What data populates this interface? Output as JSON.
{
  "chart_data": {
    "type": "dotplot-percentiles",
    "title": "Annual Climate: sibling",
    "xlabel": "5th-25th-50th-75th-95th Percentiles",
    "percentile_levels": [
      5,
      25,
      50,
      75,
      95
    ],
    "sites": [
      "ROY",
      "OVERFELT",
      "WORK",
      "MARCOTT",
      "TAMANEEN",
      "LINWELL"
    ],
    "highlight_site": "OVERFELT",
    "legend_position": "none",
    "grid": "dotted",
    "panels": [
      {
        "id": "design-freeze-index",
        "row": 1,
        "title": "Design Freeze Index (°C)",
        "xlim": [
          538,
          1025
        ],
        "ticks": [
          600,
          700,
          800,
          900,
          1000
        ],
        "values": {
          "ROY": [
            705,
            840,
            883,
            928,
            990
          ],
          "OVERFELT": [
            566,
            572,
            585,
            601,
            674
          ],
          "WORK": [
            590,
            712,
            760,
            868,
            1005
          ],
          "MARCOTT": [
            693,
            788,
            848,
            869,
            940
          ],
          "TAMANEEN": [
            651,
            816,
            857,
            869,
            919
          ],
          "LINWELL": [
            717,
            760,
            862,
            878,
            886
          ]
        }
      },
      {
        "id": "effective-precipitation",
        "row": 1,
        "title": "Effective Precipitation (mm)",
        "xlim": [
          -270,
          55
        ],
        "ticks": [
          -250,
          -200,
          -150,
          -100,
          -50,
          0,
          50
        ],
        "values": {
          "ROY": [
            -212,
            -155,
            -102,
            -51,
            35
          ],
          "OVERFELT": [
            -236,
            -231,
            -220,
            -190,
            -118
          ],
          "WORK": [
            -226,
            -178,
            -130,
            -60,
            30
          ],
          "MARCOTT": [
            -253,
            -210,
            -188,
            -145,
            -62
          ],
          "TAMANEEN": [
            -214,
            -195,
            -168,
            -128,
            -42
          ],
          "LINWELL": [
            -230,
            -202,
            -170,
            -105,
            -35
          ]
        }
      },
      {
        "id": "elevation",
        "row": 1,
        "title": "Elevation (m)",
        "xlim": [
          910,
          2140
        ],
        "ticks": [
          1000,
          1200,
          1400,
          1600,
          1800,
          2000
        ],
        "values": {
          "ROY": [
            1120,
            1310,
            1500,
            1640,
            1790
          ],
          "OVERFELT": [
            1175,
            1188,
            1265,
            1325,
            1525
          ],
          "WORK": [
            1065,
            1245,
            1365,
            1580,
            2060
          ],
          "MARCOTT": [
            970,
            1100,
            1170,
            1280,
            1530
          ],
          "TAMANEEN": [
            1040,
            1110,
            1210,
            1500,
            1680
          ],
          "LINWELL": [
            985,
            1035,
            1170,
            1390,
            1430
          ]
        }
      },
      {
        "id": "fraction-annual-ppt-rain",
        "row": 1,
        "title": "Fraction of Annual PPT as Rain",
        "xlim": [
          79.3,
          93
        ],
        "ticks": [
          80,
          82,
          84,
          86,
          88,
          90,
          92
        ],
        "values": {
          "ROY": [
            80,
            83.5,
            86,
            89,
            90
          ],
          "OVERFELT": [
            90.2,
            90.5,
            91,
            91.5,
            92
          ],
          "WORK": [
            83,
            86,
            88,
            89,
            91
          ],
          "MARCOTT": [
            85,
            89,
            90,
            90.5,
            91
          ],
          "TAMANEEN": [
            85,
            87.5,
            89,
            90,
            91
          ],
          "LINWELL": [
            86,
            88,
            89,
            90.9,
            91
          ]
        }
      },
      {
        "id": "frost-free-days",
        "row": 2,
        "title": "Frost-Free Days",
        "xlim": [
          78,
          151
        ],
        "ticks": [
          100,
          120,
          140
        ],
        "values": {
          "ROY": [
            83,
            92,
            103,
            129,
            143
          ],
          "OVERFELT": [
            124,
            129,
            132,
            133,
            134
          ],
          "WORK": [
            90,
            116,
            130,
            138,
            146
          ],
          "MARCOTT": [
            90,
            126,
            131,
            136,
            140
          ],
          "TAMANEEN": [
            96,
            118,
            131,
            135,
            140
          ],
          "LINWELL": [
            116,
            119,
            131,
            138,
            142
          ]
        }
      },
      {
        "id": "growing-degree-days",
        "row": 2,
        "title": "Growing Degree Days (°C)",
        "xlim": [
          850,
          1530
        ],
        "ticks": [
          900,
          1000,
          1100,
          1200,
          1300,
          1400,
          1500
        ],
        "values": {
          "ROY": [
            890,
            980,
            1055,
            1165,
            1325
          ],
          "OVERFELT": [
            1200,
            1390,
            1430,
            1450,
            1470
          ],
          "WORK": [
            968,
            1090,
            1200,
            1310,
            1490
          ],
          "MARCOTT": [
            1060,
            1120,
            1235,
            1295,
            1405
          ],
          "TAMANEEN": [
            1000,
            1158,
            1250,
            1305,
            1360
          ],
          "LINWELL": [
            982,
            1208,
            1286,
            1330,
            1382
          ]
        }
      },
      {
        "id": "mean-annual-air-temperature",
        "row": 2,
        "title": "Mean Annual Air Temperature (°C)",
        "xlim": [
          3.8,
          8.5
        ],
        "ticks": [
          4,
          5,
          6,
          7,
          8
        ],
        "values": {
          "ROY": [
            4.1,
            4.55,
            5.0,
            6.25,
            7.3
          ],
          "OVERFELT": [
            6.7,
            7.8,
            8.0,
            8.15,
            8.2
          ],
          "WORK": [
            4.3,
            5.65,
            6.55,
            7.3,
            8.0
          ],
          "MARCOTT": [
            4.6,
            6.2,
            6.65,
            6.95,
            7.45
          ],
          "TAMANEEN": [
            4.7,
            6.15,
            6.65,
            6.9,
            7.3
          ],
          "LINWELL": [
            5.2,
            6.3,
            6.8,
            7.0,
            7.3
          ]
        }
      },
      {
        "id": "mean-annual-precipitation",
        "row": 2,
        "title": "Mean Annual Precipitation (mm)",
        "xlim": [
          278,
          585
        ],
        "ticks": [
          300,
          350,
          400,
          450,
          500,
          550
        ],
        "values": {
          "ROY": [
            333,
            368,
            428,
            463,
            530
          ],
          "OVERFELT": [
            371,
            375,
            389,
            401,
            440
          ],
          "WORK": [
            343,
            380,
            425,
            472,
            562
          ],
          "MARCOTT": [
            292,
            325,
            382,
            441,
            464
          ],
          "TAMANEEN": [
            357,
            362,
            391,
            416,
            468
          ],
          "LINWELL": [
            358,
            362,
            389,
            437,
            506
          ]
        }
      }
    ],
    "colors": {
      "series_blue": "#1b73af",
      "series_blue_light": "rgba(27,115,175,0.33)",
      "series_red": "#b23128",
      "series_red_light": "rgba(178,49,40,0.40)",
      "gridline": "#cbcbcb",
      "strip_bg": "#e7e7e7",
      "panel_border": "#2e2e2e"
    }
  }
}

....

* **TASK TO COMPLETE**: Transcribe the material exactly as it reads.

* **RESULT FOR THIS EXERCISE**:
What data populates this interface? Output as JSON.
{
  "chart_data": {
    "type": "dotplot-percentiles",
    "title": "Annual Climate: sibling",
    "xlabel": "5th-25th-50th-75th-95th Percentiles",
    "percentile_levels": [
      5,
      25,
      50,
      75,
      95
    ],
    "sites": [
      "ROY",
      "OVERFELT",
      "WORK",
      "MARCOTT",
      "TAMANEEN",
      "LINWELL"
    ],
    "highlight_site": "OVERFELT",
    "legend_position": "none",
    "grid": "dotted",
    "panels": [
      {
        "id": "design-freeze-index",
        "row": 1,
        "title": "Design Freeze Index (°C)",
        "xlim": [
          538,
          1025
        ],
        "ticks": [
          600,
          700,
          800,
          900,
          1000
        ],
        "values": {
          "ROY": [
            705,
            840,
            883,
            928,
            990
          ],
          "OVERFELT": [
            566,
            572,
            585,
            601,
            674
          ],
          "WORK": [
            590,
            712,
            760,
            868,
            1005
          ],
          "MARCOTT": [
            693,
            788,
            848,
            869,
            940
          ],
          "TAMANEEN": [
            651,
            816,
            857,
            869,
            919
          ],
          "LINWELL": [
            717,
            760,
            862,
            878,
            886
          ]
        }
      },
      {
        "id": "effective-precipitation",
        "row": 1,
        "title": "Effective Precipitation (mm)",
        "xlim": [
          -270,
          55
        ],
        "ticks": [
          -250,
          -200,
          -150,
          -100,
          -50,
          0,
          50
        ],
        "values": {
          "ROY": [
            -212,
            -155,
            -102,
            -51,
            35
          ],
          "OVERFELT": [
            -236,
            -231,
            -220,
            -190,
            -118
          ],
          "WORK": [
            -226,
            -178,
            -130,
            -60,
            30
          ],
          "MARCOTT": [
            -253,
            -210,
            -188,
            -145,
            -62
          ],
          "TAMANEEN": [
            -214,
            -195,
            -168,
            -128,
            -42
          ],
          "LINWELL": [
            -230,
            -202,
            -170,
            -105,
            -35
          ]
        }
      },
      {
        "id": "elevation",
        "row": 1,
        "title": "Elevation (m)",
        "xlim": [
          910,
          2140
        ],
        "ticks": [
          1000,
          1200,
          1400,
          1600,
          1800,
          2000
        ],
        "values": {
          "ROY": [
            1120,
            1310,
            1500,
            1640,
            1790
          ],
          "OVERFELT": [
            1175,
            1188,
            1265,
            1325,
            1525
          ],
          "WORK": [
            1065,
            1245,
            1365,
            1580,
            2060
          ],
          "MARCOTT": [
            970,
            1100,
            1170,
            1280,
            1530
          ],
          "TAMANEEN": [
            1040,
            1110,
            1210,
            1500,
            1680
          ],
          "LINWELL": [
            985,
            1035,
            1170,
            1390,
            1430
          ]
        }
      },
      {
        "id": "fraction-annual-ppt-rain",
        "row": 1,
        "title": "Fraction of Annual PPT as Rain",
        "xlim": [
          79.3,
          93
        ],
        "ticks": [
          80,
          82,
          84,
          86,
          88,
          90,
          92
        ],
        "values": {
          "ROY": [
            80,
            83.5,
            86,
            89,
            90
          ],
          "OVERFELT": [
            90.2,
            90.5,
            91,
            91.5,
            92
          ],
          "WORK": [
            83,
            86,
            88,
            89,
            91
          ],
          "MARCOTT": [
            85,
            89,
            90,
            90.5,
            91
          ],
          "TAMANEEN": [
            85,
            87.5,
            89,
            90,
            91
          ],
          "LINWELL": [
            86,
            88,
            89,
            90.9,
            91
          ]
        }
      },
      {
        "id": "frost-free-days",
        "row": 2,
        "title": "Frost-Free Days",
        "xlim": [
          78,
          151
        ],
        "ticks": [
          100,
          120,
          140
        ],
        "values": {
          "ROY": [
            83,
            92,
            103,
            129,
            143
          ],
          "OVERFELT": [
            124,
            129,
            132,
            133,
            134
          ],
          "WORK": [
            90,
            116,
            130,
            138,
            146
          ],
          "MARCOTT": [
            90,
            126,
            131,
            136,
            140
          ],
          "TAMANEEN": [
            96,
            118,
            131,
            135,
            140
          ],
          "LINWELL": [
            116,
            119,
            131,
            138,
            142
          ]
        }
      },
      {
        "id": "growing-degree-days",
        "row": 2,
        "title": "Growing Degree Days (°C)",
        "xlim": [
          850,
          1530
        ],
        "ticks": [
          900,
          1000,
          1100,
          1200,
          1300,
          1400,
          1500
        ],
        "values": {
          "ROY": [
            890,
            980,
            1055,
            1165,
            1325
          ],
          "OVERFELT": [
            1200,
            1390,
            1430,
            1450,
            1470
          ],
          "WORK": [
            968,
            1090,
            1200,
            1310,
            1490
          ],
          "MARCOTT": [
            1060,
            1120,
            1235,
            1295,
            1405
          ],
          "TAMANEEN": [
            1000,
            1158,
            1250,
            1305,
            1360
          ],
          "LINWELL": [
            982,
            1208,
            1286,
            1330,
            1382
          ]
        }
      },
      {
        "id": "mean-annual-air-temperature",
        "row": 2,
        "title": "Mean Annual Air Temperature (°C)",
        "xlim": [
          3.8,
          8.5
        ],
        "ticks": [
          4,
          5,
          6,
          7,
          8
        ],
        "values": {
          "ROY": [
            4.1,
            4.55,
            5.0,
            6.25,
            7.3
          ],
          "OVERFELT": [
            6.7,
            7.8,
            8.0,
            8.15,
            8.2
          ],
          "WORK": [
            4.3,
            5.65,
            6.55,
            7.3,
            8.0
          ],
          "MARCOTT": [
            4.6,
            6.2,
            6.65,
            6.95,
            7.45
          ],
          "TAMANEEN": [
            4.7,
            6.15,
            6.65,
            6.9,
            7.3
          ],
          "LINWELL": [
            5.2,
            6.3,
            6.8,
            7.0,
            7.3
          ]
        }
      },
      {
        "id": "mean-annual-precipitation",
        "row": 2,
        "title": "Mean Annual Precipitation (mm)",
        "xlim": [
          278,
          585
        ],
        "ticks": [
          300,
          350,
          400,
          450,
          500,
          550
        ],
        "values": {
          "ROY": [
            333,
            368,
            428,
            463,
            530
          ],
          "OVERFELT": [
            371,
            375,
            389,
            401,
            440
          ],
          "WORK": [
            343,
            380,
            425,
            472,
            562
          ],
          "MARCOTT": [
            292,
            325,
            382,
            441,
            464
          ],
          "TAMANEEN": [
            357,
            362,
            391,
            416,
            468
          ],
          "LINWELL": [
            358,
            362,
            389,
            437,
            506
          ]
        }
      }
    ],
    "colors": {
      "series_blue": "#1b73af",
      "series_blue_light": "rgba(27,115,175,0.33)",
      "series_red": "#b23128",
      "series_red_light": "rgba(178,49,40,0.40)",
      "gridline": "#cbcbcb",
      "strip_bg": "#e7e7e7",
      "panel_border": "#2e2e2e"
    }
  }
}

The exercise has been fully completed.